-- Start of Records for this exercise --

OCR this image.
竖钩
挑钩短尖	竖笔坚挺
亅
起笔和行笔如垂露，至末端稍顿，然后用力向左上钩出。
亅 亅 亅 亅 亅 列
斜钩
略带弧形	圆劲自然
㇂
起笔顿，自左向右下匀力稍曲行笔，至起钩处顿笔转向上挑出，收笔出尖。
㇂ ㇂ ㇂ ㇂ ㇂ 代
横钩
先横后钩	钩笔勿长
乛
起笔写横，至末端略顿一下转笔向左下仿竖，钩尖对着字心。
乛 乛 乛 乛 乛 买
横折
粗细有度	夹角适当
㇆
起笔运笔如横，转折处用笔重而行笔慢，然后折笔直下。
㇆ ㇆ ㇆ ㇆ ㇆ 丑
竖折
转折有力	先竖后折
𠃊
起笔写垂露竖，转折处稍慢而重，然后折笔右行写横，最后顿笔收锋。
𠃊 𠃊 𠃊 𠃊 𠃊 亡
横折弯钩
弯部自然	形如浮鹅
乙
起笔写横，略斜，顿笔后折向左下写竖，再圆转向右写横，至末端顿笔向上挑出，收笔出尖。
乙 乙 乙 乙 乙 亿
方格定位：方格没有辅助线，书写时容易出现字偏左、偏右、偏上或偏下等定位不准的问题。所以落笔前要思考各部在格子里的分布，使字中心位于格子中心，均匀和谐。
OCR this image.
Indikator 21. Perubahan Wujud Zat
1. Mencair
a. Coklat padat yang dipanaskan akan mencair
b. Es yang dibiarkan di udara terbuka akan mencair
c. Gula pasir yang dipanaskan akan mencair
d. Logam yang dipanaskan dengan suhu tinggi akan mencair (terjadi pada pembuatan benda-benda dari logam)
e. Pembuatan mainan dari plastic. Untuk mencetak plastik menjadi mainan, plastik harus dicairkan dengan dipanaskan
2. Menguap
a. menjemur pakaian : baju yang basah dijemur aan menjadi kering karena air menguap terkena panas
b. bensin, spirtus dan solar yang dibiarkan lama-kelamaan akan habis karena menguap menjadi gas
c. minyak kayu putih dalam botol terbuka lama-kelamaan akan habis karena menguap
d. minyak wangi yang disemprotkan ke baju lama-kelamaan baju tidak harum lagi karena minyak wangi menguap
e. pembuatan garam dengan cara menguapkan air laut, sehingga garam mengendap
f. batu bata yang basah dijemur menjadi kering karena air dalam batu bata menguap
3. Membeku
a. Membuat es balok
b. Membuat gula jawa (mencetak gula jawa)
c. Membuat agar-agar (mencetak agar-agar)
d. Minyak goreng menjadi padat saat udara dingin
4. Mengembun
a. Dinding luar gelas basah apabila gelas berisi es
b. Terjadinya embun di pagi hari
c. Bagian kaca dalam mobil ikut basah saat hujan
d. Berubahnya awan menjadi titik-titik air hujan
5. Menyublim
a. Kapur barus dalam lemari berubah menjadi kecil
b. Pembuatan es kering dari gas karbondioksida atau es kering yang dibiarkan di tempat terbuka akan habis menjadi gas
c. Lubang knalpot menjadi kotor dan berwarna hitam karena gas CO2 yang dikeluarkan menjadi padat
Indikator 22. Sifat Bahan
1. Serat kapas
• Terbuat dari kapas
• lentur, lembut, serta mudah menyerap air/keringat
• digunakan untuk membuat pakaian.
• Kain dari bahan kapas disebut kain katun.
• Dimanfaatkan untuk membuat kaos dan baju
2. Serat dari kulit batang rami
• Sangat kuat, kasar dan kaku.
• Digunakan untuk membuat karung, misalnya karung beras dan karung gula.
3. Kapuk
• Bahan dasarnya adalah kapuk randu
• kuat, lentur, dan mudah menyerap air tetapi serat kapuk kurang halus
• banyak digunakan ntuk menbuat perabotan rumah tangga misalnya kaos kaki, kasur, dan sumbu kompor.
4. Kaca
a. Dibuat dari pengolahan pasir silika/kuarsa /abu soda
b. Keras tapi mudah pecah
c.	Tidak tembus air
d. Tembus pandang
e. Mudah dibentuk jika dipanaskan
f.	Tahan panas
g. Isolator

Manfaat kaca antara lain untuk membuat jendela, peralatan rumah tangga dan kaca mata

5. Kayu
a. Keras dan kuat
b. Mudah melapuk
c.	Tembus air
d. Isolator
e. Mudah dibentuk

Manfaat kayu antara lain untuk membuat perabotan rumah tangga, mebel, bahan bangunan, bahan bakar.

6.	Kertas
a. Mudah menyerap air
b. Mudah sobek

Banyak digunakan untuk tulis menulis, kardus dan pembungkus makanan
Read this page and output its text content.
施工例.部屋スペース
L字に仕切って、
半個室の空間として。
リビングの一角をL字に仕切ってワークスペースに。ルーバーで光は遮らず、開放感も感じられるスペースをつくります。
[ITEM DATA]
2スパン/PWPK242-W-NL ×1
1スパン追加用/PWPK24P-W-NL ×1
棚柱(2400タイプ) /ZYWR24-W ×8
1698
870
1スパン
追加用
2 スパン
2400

-- End of Records for this exercise --

- _Objective_
Reproduce every line above without error.

- _Response below_
OCR this image.
竖钩
挑钩短尖	竖笔坚挺
亅
起笔和行笔如垂露，至末端稍顿，然后用力向左上钩出。
亅 亅 亅 亅 亅 列
斜钩
略带弧形	圆劲自然
㇂
起笔顿，自左向右下匀力稍曲行笔，至起钩处顿笔转向上挑出，收笔出尖。
㇂ ㇂ ㇂ ㇂ ㇂ 代
横钩
先横后钩	钩笔勿长
乛
起笔写横，至末端略顿一下转笔向左下仿竖，钩尖对着字心。
乛 乛 乛 乛 乛 买
横折
粗细有度	夹角适当
㇆
起笔运笔如横，转折处用笔重而行笔慢，然后折笔直下。
㇆ ㇆ ㇆ ㇆ ㇆ 丑
竖折
转折有力	先竖后折
𠃊
起笔写垂露竖，转折处稍慢而重，然后折笔右行写横，最后顿笔收锋。
𠃊 𠃊 𠃊 𠃊 𠃊 亡
横折弯钩
弯部自然	形如浮鹅
乙
起笔写横，略斜，顿笔后折向左下写竖，再圆转向右写横，至末端顿笔向上挑出，收笔出尖。
乙 乙 乙 乙 乙 亿
方格定位：方格没有辅助线，书写时容易出现字偏左、偏右、偏上或偏下等定位不准的问题。所以落笔前要思考各部在格子里的分布，使字中心位于格子中心，均匀和谐。
OCR this image.
Indikator 21. Perubahan Wujud Zat
1. Mencair
a. Coklat padat yang dipanaskan akan mencair
b. Es yang dibiarkan di udara terbuka akan mencair
c. Gula pasir yang dipanaskan akan mencair
d. Logam yang dipanaskan dengan suhu tinggi akan mencair (terjadi pada pembuatan benda-benda dari logam)
e. Pembuatan mainan dari plastic. Untuk mencetak plastik menjadi mainan, plastik harus dicairkan dengan dipanaskan
2. Menguap
a. menjemur pakaian : baju yang basah dijemur aan menjadi kering karena air menguap terkena panas
b. bensin, spirtus dan solar yang dibiarkan lama-kelamaan akan habis karena menguap menjadi gas
c. minyak kayu putih dalam botol terbuka lama-kelamaan akan habis karena menguap
d. minyak wangi yang disemprotkan ke baju lama-kelamaan baju tidak harum lagi karena minyak wangi menguap
e. pembuatan garam dengan cara menguapkan air laut, sehingga garam mengendap
f. batu bata yang basah dijemur menjadi kering karena air dalam batu bata menguap
3. Membeku
a. Membuat es balok
b. Membuat gula jawa (mencetak gula jawa)
c. Membuat agar-agar (mencetak agar-agar)
d. Minyak goreng menjadi padat saat udara dingin
4. Mengembun
a. Dinding luar gelas basah apabila gelas berisi es
b. Terjadinya embun di pagi hari
c. Bagian kaca dalam mobil ikut basah saat hujan
d. Berubahnya awan menjadi titik-titik air hujan
5. Menyublim
a. Kapur barus dalam lemari berubah menjadi kecil
b. Pembuatan es kering dari gas karbondioksida atau es kering yang dibiarkan di tempat terbuka akan habis menjadi gas
c. Lubang knalpot menjadi kotor dan berwarna hitam karena gas CO2 yang dikeluarkan menjadi padat
Indikator 22. Sifat Bahan
1. Serat kapas
• Terbuat dari kapas
• lentur, lembut, serta mudah menyerap air/keringat
• digunakan untuk membuat pakaian.
• Kain dari bahan kapas disebut kain katun.
• Dimanfaatkan untuk membuat kaos dan baju
2. Serat dari kulit batang rami
• Sangat kuat, kasar dan kaku.
• Digunakan untuk membuat karung, misalnya karung beras dan karung gula.
3. Kapuk
• Bahan dasarnya adalah kapuk randu
• kuat, lentur, dan mudah menyerap air tetapi serat kapuk kurang halus
• banyak digunakan ntuk menbuat perabotan rumah tangga misalnya kaos kaki, kasur, dan sumbu kompor.
4. Kaca
a. Dibuat dari pengolahan pasir silika/kuarsa /abu soda
b. Keras tapi mudah pecah
c.	Tidak tembus air
d. Tembus pandang
e. Mudah dibentuk jika dipanaskan
f.	Tahan panas
g. Isolator

Manfaat kaca antara lain untuk membuat jendela, peralatan rumah tangga dan kaca mata

5. Kayu
a. Keras dan kuat
b. Mudah melapuk
c.	Tembus air
d. Isolator
e. Mudah dibentuk

Manfaat kayu antara lain untuk membuat perabotan rumah tangga, mebel, bahan bangunan, bahan bakar.

6.	Kertas
a. Mudah menyerap air
b. Mudah sobek

Banyak digunakan untuk tulis menulis, kardus dan pembungkus makanan
Read this page and output its text content.
施工例.部屋スペース
L字に仕切って、
半個室の空間として。
リビングの一角をL字に仕切ってワークスペースに。ルーバーで光は遮らず、開放感も感じられるスペースをつくります。
[ITEM DATA]
2スパン/PWPK242-W-NL ×1
1スパン追加用/PWPK24P-W-NL ×1
棚柱(2400タイプ) /ZYWR24-W ×8
1698
870
1スパン
追加用
2 スパン
2400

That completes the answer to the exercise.